§ **Request**
From the records below, extract all the text exactly and leave the images behind.

Dataset items:
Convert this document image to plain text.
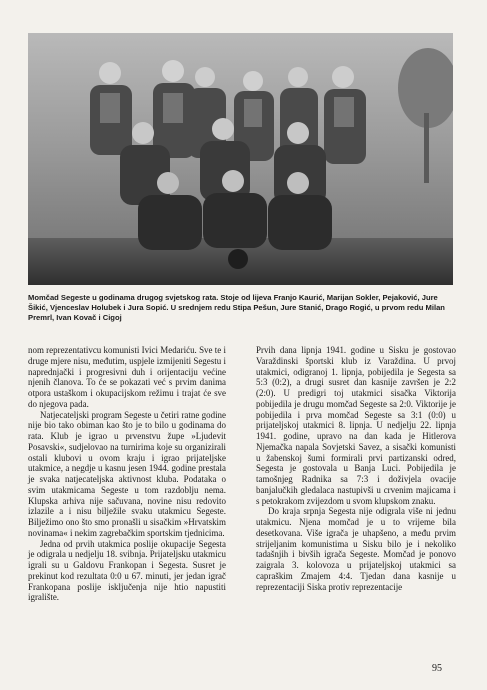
Momčad Segeste u godinama drugog svjetskog rata. Stoje od lijeva Franjo Kaurić, Marijan Sokler, Pejaković, Jure Šikić, Vjenceslav Holubek i Jura Sopić. U srednjem redu Stipa Pešun, Jure Stanić, Drago Rogić, u prvom redu Milan Premrl, Ivan Kovač i Cigoj

nom reprezentativcu komunisti Ivici Medariću. Sve te i druge mjere nisu, međutim, uspjele izmijeniti Segestu i naprednjački i progresivni duh i orijentaciju većine njenih članova. To će se pokazati već s prvim danima otpora ustaškom i okupacijskom režimu i trajat će sve do njegova pada.

Natjecateljski program Segeste u četiri ratne godine nije bio tako obiman kao što je to bilo u godinama do rata. Klub je igrao u prvenstvu župe »Ljudevit Posavski«, sudjelovao na turnirima koje su organizirali ostali klubovi u ovom kraju i igrao prijateljske utakmice, a negdje u kasnu jesen 1944. godine prestala je svaka natjecateljska aktivnost kluba. Podataka o svim utakmicama Segeste u tom razdoblju nema. Klupska arhiva nije sačuvana, novine nisu redovito izlazile a i nisu bilježile svaku utakmicu Segeste. Bilježimo ono što smo pronašli u sisačkim »Hrvatskim novinama« i nekim zagrebačkim sportskim tjednicima.

Jedna od prvih utakmica poslije okupacije Segesta je odigrala u nedjelju 18. svibnja. Prijateljsku utakmicu igrali su u Galdovu Frankopan i Segesta. Susret je prekinut kod rezultata 0:0 u 67. minuti, jer jedan igrač Frankopana poslije isključenja nije htio napustiti igralište.

Prvih dana lipnja 1941. godine u Sisku je gostovao Varaždinski športski klub iz Varaždina. U prvoj utakmici, odigranoj 1. lipnja, pobijedila je Segesta sa 5:3 (0:2), a drugi susret dan kasnije završen je 2:2 (2:0). U predigri toj utakmici sisačka Viktorija pobijedila je drugu momčad Segeste sa 2:0. Viktorije je pobijedila i prva momčad Segeste sa 3:1 (0:0) u prijateljskoj utakmici 8. lipnja. U nedjelju 22. lipnja 1941. godine, upravo na dan kada je Hitlerova Njemačka napala Sovjetski Savez, a sisački komunisti u žabenskoj šumi formirali prvi partizanski odred, Segesta je gostovala u Banja Luci. Pobijedila je tamošnjeg Radnika sa 7:3 i doživjela ovacije banjalučkih gledalaca nastupivši u crvenim majicama i s petokrakom zvijezdom u svom klupskom znaku.

Do kraja srpnja Segesta nije odigrala više ni jednu utakmicu. Njena momčad je u to vrijeme bila desetkovana. Više igrača je uhapšeno, a među prvim strijeljanim komunistima u Sisku bilo je i nekoliko tadašnjih i bivših igrača Segeste. Momčad je ponovo zaigrala 3. kolovoza u prijateljskoj utakmici sa capraškim Zmajem 4:4. Tjedan dana kasnije u reprezentaciji Siska protiv reprezentacije

95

§ **Answer to the task**
Convert this document image to plain text.
Momčad Segeste u godinama drugog svjetskog rata. Stoje od lijeva Franjo Kaurić, Marijan Sokler, Pejaković, Jure Šikić, Vjenceslav Holubek i Jura Sopić. U srednjem redu Stipa Pešun, Jure Stanić, Drago Rogić, u prvom redu Milan Premrl, Ivan Kovač i Cigoj

nom reprezentativcu komunisti Ivici Medariću. Sve te i druge mjere nisu, međutim, uspjele izmijeniti Segestu i naprednjački i progresivni duh i orijentaciju većine njenih članova. To će se pokazati već s prvim danima otpora ustaškom i okupacijskom režimu i trajat će sve do njegova pada.

Natjecateljski program Segeste u četiri ratne godine nije bio tako obiman kao što je to bilo u godinama do rata. Klub je igrao u prvenstvu župe »Ljudevit Posavski«, sudjelovao na turnirima koje su organizirali ostali klubovi u ovom kraju i igrao prijateljske utakmice, a negdje u kasnu jesen 1944. godine prestala je svaka natjecateljska aktivnost kluba. Podataka o svim utakmicama Segeste u tom razdoblju nema. Klupska arhiva nije sačuvana, novine nisu redovito izlazile a i nisu bilježile svaku utakmicu Segeste. Bilježimo ono što smo pronašli u sisačkim »Hrvatskim novinama« i nekim zagrebačkim sportskim tjednicima.

Jedna od prvih utakmica poslije okupacije Segesta je odigrala u nedjelju 18. svibnja. Prijateljsku utakmicu igrali su u Galdovu Frankopan i Segesta. Susret je prekinut kod rezultata 0:0 u 67. minuti, jer jedan igrač Frankopana poslije isključenja nije htio napustiti igralište.

Prvih dana lipnja 1941. godine u Sisku je gostovao Varaždinski športski klub iz Varaždina. U prvoj utakmici, odigranoj 1. lipnja, pobijedila je Segesta sa 5:3 (0:2), a drugi susret dan kasnije završen je 2:2 (2:0). U predigri toj utakmici sisačka Viktorija pobijedila je drugu momčad Segeste sa 2:0. Viktorije je pobijedila i prva momčad Segeste sa 3:1 (0:0) u prijateljskoj utakmici 8. lipnja. U nedjelju 22. lipnja 1941. godine, upravo na dan kada je Hitlerova Njemačka napala Sovjetski Savez, a sisački komunisti u žabenskoj šumi formirali prvi partizanski odred, Segesta je gostovala u Banja Luci. Pobijedila je tamošnjeg Radnika sa 7:3 i doživjela ovacije banjalučkih gledalaca nastupivši u crvenim majicama i s petokrakom zvijezdom u svom klupskom znaku.

Do kraja srpnja Segesta nije odigrala više ni jednu utakmicu. Njena momčad je u to vrijeme bila desetkovana. Više igrača je uhapšeno, a među prvim strijeljanim komunistima u Sisku bilo je i nekoliko tadašnjih i bivših igrača Segeste. Momčad je ponovo zaigrala 3. kolovoza u prijateljskoj utakmici sa capraškim Zmajem 4:4. Tjedan dana kasnije u reprezentaciji Siska protiv reprezentacije

95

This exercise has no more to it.